▸ Aim of the exercise
Of the lines in the entries, how many hold the word "name"? Give that number alone.

--- START Source material ---

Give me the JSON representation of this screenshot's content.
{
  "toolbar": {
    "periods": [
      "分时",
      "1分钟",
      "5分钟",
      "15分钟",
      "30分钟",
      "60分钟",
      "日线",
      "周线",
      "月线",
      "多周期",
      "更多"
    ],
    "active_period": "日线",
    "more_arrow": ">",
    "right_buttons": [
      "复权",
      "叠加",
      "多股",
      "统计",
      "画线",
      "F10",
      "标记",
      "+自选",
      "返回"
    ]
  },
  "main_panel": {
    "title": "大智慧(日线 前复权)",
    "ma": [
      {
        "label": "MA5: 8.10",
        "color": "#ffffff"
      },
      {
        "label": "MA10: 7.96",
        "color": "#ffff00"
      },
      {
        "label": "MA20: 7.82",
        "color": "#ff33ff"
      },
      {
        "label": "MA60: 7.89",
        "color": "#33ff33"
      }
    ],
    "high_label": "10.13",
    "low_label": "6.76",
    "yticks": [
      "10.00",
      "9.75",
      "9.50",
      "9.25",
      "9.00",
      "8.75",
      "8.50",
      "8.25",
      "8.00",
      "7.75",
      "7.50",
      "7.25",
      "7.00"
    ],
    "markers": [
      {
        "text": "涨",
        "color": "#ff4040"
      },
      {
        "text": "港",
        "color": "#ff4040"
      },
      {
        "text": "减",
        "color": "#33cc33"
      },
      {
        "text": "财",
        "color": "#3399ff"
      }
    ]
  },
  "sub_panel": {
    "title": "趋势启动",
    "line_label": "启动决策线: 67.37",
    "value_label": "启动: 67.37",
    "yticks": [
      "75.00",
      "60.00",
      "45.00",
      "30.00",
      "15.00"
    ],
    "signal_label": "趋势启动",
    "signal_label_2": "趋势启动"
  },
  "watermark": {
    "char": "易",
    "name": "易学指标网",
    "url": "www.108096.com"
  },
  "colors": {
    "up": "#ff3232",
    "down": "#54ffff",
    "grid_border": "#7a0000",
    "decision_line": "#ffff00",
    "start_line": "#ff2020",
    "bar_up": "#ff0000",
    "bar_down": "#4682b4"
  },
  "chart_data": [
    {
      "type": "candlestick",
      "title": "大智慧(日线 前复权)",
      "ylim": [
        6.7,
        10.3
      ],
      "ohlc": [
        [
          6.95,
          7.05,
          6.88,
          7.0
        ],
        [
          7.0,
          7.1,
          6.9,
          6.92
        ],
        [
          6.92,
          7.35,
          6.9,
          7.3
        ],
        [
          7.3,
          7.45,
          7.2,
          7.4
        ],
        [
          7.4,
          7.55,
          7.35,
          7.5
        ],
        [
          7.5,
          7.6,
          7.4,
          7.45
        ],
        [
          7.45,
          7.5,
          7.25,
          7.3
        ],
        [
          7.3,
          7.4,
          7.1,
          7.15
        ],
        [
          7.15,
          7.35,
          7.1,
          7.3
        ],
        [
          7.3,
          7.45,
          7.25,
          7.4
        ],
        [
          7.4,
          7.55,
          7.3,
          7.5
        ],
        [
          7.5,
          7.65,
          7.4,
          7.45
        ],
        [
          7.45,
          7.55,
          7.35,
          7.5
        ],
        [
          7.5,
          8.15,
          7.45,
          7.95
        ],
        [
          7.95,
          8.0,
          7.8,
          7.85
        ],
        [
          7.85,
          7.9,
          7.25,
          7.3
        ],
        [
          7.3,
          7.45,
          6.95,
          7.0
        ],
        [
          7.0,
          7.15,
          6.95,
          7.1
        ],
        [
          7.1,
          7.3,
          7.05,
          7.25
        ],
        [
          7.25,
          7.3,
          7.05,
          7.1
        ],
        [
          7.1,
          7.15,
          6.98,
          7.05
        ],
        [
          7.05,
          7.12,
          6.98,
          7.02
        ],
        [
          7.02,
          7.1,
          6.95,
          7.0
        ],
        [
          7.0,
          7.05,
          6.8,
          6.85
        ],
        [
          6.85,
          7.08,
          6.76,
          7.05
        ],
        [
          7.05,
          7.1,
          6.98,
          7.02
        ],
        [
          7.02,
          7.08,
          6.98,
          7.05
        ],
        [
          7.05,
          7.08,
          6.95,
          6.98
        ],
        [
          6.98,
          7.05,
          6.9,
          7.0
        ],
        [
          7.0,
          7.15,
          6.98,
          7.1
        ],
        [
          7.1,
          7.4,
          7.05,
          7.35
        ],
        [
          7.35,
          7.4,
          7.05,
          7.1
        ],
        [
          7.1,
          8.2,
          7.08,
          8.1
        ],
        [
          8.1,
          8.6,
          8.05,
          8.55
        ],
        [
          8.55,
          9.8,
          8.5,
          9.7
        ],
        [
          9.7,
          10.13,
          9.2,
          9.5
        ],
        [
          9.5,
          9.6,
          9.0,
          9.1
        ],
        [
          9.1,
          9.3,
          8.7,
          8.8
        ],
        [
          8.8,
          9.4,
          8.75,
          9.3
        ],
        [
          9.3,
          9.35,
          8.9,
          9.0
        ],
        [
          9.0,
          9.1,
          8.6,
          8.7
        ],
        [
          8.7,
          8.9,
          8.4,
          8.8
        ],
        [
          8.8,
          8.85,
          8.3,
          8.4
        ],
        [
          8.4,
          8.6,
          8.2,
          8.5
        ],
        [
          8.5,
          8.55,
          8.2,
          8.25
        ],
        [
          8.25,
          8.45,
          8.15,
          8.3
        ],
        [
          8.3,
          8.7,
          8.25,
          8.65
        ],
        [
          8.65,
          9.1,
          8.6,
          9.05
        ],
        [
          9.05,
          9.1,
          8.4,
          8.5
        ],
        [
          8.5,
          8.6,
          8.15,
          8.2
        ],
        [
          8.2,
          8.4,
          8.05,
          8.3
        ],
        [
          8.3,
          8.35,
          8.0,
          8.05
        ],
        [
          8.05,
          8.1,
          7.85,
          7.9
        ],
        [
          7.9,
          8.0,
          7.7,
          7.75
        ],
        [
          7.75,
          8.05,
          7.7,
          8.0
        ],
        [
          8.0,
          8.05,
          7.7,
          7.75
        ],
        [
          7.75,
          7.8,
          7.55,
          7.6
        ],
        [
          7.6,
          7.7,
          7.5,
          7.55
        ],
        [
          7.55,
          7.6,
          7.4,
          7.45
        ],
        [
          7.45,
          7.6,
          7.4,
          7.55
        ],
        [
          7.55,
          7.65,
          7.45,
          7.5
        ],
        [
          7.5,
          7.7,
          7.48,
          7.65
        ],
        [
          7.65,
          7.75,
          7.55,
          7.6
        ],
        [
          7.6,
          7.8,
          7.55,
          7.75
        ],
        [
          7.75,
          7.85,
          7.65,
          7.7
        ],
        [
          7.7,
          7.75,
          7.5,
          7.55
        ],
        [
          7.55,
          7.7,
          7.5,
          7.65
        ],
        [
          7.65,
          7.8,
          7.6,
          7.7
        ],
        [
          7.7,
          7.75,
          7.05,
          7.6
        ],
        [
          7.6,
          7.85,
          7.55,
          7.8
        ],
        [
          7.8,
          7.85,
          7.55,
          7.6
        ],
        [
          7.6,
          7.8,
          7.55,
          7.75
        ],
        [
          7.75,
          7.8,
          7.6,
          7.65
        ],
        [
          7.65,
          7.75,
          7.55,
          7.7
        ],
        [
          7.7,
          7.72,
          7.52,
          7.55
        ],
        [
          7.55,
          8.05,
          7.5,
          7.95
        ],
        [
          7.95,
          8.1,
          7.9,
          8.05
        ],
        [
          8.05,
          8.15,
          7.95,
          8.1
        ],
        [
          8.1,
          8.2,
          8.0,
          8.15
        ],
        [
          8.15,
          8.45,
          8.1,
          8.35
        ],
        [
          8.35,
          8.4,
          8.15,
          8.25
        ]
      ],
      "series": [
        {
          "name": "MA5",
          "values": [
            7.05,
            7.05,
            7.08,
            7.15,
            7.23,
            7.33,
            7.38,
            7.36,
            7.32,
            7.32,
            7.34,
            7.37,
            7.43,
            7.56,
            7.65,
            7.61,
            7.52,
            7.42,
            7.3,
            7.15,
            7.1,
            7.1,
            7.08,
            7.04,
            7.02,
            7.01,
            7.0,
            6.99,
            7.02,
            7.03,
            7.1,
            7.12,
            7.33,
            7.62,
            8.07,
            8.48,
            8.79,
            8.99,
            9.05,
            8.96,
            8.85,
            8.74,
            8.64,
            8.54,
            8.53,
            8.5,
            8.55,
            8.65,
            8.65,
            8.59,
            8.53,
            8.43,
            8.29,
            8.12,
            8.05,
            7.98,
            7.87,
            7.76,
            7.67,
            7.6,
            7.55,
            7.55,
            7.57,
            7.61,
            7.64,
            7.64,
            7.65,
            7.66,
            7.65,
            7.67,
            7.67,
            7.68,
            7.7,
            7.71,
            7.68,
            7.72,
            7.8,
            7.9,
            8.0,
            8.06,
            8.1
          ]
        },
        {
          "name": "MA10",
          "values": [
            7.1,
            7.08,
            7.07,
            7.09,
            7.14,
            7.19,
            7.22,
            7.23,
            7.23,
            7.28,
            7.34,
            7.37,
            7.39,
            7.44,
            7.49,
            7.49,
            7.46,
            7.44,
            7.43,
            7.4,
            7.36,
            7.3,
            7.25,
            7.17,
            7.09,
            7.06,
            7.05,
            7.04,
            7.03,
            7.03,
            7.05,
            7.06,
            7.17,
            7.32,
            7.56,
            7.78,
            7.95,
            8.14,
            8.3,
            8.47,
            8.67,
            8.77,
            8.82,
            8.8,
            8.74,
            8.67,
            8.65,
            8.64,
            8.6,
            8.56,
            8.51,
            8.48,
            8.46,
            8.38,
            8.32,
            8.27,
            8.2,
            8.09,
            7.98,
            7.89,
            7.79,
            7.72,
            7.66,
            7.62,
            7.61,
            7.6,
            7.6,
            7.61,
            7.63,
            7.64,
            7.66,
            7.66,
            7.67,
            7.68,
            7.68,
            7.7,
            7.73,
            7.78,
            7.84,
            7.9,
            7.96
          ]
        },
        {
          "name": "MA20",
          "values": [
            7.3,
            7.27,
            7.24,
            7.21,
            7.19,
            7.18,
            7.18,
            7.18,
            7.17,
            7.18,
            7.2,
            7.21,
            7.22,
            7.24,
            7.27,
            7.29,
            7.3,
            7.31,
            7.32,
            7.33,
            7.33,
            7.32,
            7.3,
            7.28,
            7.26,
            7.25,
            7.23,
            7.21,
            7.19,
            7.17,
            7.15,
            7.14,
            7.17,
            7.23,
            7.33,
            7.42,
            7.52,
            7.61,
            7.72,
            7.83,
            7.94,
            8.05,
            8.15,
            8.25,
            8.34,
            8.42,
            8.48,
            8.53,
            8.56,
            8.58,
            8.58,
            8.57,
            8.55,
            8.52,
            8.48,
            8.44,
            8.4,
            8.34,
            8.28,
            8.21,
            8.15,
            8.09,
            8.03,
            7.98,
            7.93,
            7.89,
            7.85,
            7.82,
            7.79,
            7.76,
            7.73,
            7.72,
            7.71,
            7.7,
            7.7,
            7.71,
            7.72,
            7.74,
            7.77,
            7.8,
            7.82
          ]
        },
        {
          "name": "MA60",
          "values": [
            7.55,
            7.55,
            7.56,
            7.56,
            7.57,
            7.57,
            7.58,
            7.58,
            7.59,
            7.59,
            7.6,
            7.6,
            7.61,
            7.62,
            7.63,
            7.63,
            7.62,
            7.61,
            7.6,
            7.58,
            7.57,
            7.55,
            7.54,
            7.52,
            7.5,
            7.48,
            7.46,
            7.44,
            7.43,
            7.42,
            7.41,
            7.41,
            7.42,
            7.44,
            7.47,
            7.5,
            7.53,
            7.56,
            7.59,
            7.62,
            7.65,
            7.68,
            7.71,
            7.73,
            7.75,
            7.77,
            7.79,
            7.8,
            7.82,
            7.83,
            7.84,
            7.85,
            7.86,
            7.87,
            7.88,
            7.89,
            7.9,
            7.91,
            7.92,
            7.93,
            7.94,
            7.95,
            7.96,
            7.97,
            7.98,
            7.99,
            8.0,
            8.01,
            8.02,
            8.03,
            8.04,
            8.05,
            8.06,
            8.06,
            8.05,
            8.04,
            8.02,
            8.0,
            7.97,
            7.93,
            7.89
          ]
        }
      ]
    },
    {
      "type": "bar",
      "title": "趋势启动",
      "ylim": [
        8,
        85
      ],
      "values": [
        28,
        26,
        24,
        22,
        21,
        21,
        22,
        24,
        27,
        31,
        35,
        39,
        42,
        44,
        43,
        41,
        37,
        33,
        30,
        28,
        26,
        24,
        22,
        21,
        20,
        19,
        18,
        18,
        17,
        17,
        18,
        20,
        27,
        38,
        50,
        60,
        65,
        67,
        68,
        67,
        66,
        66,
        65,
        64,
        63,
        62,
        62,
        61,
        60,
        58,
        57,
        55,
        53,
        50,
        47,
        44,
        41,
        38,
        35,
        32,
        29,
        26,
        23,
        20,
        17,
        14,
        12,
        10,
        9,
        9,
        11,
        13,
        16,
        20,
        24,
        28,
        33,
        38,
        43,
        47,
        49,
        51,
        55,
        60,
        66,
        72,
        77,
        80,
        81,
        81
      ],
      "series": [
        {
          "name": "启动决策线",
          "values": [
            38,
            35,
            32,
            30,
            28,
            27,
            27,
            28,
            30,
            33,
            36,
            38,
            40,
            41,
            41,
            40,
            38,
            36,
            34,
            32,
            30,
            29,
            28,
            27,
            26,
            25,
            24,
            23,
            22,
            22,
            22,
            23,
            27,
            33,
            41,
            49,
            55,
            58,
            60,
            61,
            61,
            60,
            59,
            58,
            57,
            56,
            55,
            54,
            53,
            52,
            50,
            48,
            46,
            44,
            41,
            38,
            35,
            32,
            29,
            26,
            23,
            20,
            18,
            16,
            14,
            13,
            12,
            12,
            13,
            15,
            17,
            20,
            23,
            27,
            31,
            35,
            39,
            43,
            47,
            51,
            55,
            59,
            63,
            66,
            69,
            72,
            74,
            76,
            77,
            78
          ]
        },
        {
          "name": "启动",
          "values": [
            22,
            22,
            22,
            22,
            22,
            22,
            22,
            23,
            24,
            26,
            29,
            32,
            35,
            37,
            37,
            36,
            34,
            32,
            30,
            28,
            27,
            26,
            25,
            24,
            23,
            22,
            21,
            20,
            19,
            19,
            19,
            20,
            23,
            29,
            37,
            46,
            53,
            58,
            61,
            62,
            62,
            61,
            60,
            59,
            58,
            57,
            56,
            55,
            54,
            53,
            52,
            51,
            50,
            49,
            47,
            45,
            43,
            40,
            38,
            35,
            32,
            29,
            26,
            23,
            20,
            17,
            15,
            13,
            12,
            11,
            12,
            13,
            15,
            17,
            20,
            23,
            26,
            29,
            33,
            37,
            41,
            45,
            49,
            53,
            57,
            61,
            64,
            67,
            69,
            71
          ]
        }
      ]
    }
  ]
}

--- END Source material ---

▸ Completed exercise
7